What this task involves
Search the data for the word "label" and copy every line that contains it.

BEGIN Listed entries

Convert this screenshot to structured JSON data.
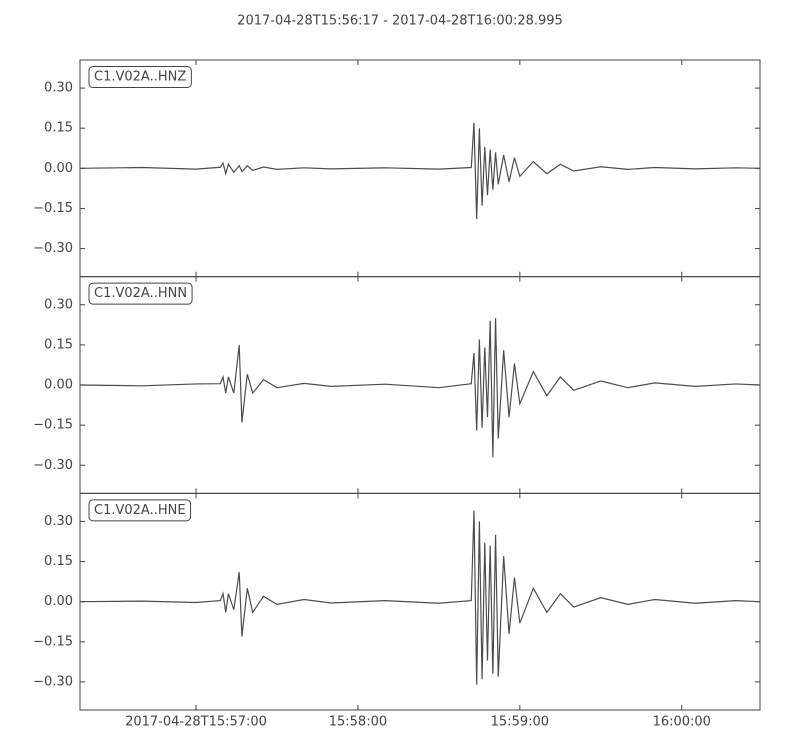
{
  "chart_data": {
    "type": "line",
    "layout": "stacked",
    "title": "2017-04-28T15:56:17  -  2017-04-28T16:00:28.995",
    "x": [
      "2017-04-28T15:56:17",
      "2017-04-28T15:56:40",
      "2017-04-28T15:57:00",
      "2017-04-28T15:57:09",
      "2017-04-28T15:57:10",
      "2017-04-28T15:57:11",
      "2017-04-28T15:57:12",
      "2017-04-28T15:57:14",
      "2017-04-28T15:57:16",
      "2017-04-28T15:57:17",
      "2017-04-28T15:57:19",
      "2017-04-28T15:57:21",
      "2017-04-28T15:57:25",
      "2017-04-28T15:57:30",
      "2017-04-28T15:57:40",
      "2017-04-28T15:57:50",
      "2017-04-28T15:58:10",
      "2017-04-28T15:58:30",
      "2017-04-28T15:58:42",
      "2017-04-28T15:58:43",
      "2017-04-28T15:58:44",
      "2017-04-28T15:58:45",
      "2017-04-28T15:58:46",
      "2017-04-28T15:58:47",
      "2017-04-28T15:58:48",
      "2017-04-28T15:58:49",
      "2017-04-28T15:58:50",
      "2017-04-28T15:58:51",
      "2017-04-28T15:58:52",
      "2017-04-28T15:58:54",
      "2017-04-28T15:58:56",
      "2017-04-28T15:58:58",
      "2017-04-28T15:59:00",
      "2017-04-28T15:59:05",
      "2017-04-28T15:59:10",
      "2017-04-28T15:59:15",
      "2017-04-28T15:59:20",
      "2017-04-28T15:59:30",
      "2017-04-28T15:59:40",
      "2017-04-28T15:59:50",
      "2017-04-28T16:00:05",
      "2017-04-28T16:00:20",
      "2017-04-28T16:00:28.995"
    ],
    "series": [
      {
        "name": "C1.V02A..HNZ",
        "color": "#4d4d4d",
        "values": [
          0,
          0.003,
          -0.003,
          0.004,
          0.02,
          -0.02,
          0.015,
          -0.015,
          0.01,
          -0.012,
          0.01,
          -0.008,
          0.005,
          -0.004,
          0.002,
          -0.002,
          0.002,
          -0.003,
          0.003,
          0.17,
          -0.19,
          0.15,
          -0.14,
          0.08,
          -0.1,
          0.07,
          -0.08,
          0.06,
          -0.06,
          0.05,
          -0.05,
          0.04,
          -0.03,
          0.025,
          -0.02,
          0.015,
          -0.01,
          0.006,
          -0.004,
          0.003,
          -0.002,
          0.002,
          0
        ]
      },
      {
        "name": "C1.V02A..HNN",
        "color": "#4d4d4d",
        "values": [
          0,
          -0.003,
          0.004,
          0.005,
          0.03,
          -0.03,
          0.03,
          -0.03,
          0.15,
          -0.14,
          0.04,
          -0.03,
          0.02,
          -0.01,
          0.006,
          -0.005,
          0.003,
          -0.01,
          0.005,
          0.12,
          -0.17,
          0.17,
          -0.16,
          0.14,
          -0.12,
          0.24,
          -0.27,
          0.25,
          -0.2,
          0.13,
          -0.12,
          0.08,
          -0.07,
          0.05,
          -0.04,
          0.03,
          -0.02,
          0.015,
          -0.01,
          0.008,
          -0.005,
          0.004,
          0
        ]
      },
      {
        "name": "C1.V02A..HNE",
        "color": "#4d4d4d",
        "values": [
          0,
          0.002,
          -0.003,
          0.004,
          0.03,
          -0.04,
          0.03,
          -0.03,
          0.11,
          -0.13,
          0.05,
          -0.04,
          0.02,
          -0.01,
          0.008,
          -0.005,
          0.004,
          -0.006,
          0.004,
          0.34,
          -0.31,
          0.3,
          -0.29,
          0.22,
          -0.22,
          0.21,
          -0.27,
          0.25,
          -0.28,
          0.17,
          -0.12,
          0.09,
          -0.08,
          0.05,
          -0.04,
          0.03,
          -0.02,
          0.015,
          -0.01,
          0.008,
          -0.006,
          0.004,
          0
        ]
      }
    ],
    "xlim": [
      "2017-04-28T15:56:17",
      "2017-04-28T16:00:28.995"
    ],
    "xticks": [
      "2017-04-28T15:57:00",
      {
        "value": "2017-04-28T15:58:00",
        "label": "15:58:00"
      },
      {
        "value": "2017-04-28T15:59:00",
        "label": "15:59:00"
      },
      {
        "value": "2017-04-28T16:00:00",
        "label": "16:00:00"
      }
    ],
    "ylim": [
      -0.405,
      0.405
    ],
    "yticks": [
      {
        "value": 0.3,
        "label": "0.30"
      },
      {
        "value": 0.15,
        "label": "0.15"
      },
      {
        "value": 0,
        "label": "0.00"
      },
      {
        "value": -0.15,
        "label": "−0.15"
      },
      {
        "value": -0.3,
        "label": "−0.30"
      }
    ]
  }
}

END Listed entries

Full solution
        "label": "15:58:00"
        "label": "15:59:00"
        "label": "16:00:00"
        "label": "0.30"
        "label": "0.15"
        "label": "0.00"
        "label": "−0.15"
        "label": "−0.30"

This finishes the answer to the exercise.